▶ **Stated goal**
Reproduce every entry exactly as shown.

[START]

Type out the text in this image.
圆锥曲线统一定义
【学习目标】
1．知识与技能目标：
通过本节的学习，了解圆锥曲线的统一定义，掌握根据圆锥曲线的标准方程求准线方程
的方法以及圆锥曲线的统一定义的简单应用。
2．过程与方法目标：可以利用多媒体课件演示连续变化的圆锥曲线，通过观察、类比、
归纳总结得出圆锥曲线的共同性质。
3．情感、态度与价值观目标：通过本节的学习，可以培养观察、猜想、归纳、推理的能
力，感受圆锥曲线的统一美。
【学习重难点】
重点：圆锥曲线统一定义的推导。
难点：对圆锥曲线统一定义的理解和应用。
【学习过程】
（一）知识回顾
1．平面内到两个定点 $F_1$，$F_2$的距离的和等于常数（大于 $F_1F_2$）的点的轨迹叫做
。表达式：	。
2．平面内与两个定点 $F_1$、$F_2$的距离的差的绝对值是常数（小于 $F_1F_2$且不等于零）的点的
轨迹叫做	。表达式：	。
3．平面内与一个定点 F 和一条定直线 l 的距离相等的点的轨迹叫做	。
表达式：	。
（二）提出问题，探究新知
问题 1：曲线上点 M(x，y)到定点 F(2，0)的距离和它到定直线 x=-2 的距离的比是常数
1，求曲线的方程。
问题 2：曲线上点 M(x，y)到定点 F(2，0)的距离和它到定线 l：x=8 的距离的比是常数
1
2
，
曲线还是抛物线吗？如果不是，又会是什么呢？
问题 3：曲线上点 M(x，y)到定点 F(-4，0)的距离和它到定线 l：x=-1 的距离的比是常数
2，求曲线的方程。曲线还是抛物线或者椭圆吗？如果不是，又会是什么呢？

[END]

▶ **Exercise result**
Type out the text in this image.
圆锥曲线统一定义
【学习目标】
1．知识与技能目标：
通过本节的学习，了解圆锥曲线的统一定义，掌握根据圆锥曲线的标准方程求准线方程
的方法以及圆锥曲线的统一定义的简单应用。
2．过程与方法目标：可以利用多媒体课件演示连续变化的圆锥曲线，通过观察、类比、
归纳总结得出圆锥曲线的共同性质。
3．情感、态度与价值观目标：通过本节的学习，可以培养观察、猜想、归纳、推理的能
力，感受圆锥曲线的统一美。
【学习重难点】
重点：圆锥曲线统一定义的推导。
难点：对圆锥曲线统一定义的理解和应用。
【学习过程】
（一）知识回顾
1．平面内到两个定点 $F_1$，$F_2$的距离的和等于常数（大于 $F_1F_2$）的点的轨迹叫做
。表达式：	。
2．平面内与两个定点 $F_1$、$F_2$的距离的差的绝对值是常数（小于 $F_1F_2$且不等于零）的点的
轨迹叫做	。表达式：	。
3．平面内与一个定点 F 和一条定直线 l 的距离相等的点的轨迹叫做	。
表达式：	。
（二）提出问题，探究新知
问题 1：曲线上点 M(x，y)到定点 F(2，0)的距离和它到定直线 x=-2 的距离的比是常数
1，求曲线的方程。
问题 2：曲线上点 M(x，y)到定点 F(2，0)的距离和它到定线 l：x=8 的距离的比是常数
1
2
，
曲线还是抛物线吗？如果不是，又会是什么呢？
问题 3：曲线上点 M(x，y)到定点 F(-4，0)的距离和它到定线 l：x=-1 的距离的比是常数
2，求曲线的方程。曲线还是抛物线或者椭圆吗？如果不是，又会是什么呢？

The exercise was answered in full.